Records
↓

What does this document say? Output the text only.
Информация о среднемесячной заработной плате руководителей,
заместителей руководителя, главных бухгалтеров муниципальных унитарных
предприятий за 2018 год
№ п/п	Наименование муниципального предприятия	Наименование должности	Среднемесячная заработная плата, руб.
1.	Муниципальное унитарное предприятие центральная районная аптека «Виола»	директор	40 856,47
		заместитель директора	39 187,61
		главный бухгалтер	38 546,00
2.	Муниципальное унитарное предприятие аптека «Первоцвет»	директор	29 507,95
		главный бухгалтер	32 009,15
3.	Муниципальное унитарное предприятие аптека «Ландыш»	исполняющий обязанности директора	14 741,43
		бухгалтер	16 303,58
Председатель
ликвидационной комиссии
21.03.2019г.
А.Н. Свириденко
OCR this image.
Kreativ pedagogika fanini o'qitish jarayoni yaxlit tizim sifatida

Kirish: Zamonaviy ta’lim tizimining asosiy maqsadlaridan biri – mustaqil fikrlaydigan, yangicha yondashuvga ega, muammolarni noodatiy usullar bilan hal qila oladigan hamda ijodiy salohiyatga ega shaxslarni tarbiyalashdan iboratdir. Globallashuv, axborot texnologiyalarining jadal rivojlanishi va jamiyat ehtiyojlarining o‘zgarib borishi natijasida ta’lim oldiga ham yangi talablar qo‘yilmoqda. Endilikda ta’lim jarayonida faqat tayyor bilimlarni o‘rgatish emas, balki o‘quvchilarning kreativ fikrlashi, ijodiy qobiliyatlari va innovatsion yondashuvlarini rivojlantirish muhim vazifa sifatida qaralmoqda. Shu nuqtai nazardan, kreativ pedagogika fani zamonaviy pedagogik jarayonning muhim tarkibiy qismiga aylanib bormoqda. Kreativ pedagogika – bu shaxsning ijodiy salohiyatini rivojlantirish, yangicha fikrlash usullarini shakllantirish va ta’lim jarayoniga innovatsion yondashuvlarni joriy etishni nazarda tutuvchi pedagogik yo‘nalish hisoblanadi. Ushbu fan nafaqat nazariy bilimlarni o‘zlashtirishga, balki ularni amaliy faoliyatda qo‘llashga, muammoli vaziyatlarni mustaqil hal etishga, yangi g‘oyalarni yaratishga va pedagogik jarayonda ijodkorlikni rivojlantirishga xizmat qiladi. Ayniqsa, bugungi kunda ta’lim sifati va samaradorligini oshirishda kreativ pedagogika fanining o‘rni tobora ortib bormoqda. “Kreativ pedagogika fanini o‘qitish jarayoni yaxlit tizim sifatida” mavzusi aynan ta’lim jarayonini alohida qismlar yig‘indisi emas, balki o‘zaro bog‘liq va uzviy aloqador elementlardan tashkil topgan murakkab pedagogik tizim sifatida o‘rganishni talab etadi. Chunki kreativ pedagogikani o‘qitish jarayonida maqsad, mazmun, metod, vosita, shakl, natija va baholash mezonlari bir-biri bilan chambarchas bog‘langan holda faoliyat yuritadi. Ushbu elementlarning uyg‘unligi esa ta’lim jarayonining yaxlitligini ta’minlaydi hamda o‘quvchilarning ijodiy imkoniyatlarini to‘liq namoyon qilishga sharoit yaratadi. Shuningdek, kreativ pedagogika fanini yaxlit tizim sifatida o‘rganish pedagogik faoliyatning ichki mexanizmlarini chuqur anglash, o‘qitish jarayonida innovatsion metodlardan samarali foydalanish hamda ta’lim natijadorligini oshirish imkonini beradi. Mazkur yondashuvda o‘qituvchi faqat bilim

↑

*YOUR OBJECTIVE:*
Repeat every line of the material exactly as given.

*FINAL RESULT:*
What does this document say? Output the text only.
Информация о среднемесячной заработной плате руководителей,
заместителей руководителя, главных бухгалтеров муниципальных унитарных
предприятий за 2018 год
№ п/п	Наименование муниципального предприятия	Наименование должности	Среднемесячная заработная плата, руб.
1.	Муниципальное унитарное предприятие центральная районная аптека «Виола»	директор	40 856,47
		заместитель директора	39 187,61
		главный бухгалтер	38 546,00
2.	Муниципальное унитарное предприятие аптека «Первоцвет»	директор	29 507,95
		главный бухгалтер	32 009,15
3.	Муниципальное унитарное предприятие аптека «Ландыш»	исполняющий обязанности директора	14 741,43
		бухгалтер	16 303,58
Председатель
ликвидационной комиссии
21.03.2019г.
А.Н. Свириденко
OCR this image.
Kreativ pedagogika fanini o'qitish jarayoni yaxlit tizim sifatida

Kirish: Zamonaviy ta’lim tizimining asosiy maqsadlaridan biri – mustaqil fikrlaydigan, yangicha yondashuvga ega, muammolarni noodatiy usullar bilan hal qila oladigan hamda ijodiy salohiyatga ega shaxslarni tarbiyalashdan iboratdir. Globallashuv, axborot texnologiyalarining jadal rivojlanishi va jamiyat ehtiyojlarining o‘zgarib borishi natijasida ta’lim oldiga ham yangi talablar qo‘yilmoqda. Endilikda ta’lim jarayonida faqat tayyor bilimlarni o‘rgatish emas, balki o‘quvchilarning kreativ fikrlashi, ijodiy qobiliyatlari va innovatsion yondashuvlarini rivojlantirish muhim vazifa sifatida qaralmoqda. Shu nuqtai nazardan, kreativ pedagogika fani zamonaviy pedagogik jarayonning muhim tarkibiy qismiga aylanib bormoqda. Kreativ pedagogika – bu shaxsning ijodiy salohiyatini rivojlantirish, yangicha fikrlash usullarini shakllantirish va ta’lim jarayoniga innovatsion yondashuvlarni joriy etishni nazarda tutuvchi pedagogik yo‘nalish hisoblanadi. Ushbu fan nafaqat nazariy bilimlarni o‘zlashtirishga, balki ularni amaliy faoliyatda qo‘llashga, muammoli vaziyatlarni mustaqil hal etishga, yangi g‘oyalarni yaratishga va pedagogik jarayonda ijodkorlikni rivojlantirishga xizmat qiladi. Ayniqsa, bugungi kunda ta’lim sifati va samaradorligini oshirishda kreativ pedagogika fanining o‘rni tobora ortib bormoqda. “Kreativ pedagogika fanini o‘qitish jarayoni yaxlit tizim sifatida” mavzusi aynan ta’lim jarayonini alohida qismlar yig‘indisi emas, balki o‘zaro bog‘liq va uzviy aloqador elementlardan tashkil topgan murakkab pedagogik tizim sifatida o‘rganishni talab etadi. Chunki kreativ pedagogikani o‘qitish jarayonida maqsad, mazmun, metod, vosita, shakl, natija va baholash mezonlari bir-biri bilan chambarchas bog‘langan holda faoliyat yuritadi. Ushbu elementlarning uyg‘unligi esa ta’lim jarayonining yaxlitligini ta’minlaydi hamda o‘quvchilarning ijodiy imkoniyatlarini to‘liq namoyon qilishga sharoit yaratadi. Shuningdek, kreativ pedagogika fanini yaxlit tizim sifatida o‘rganish pedagogik faoliyatning ichki mexanizmlarini chuqur anglash, o‘qitish jarayonida innovatsion metodlardan samarali foydalanish hamda ta’lim natijadorligini oshirish imkonini beradi. Mazkur yondashuvda o‘qituvchi faqat bilim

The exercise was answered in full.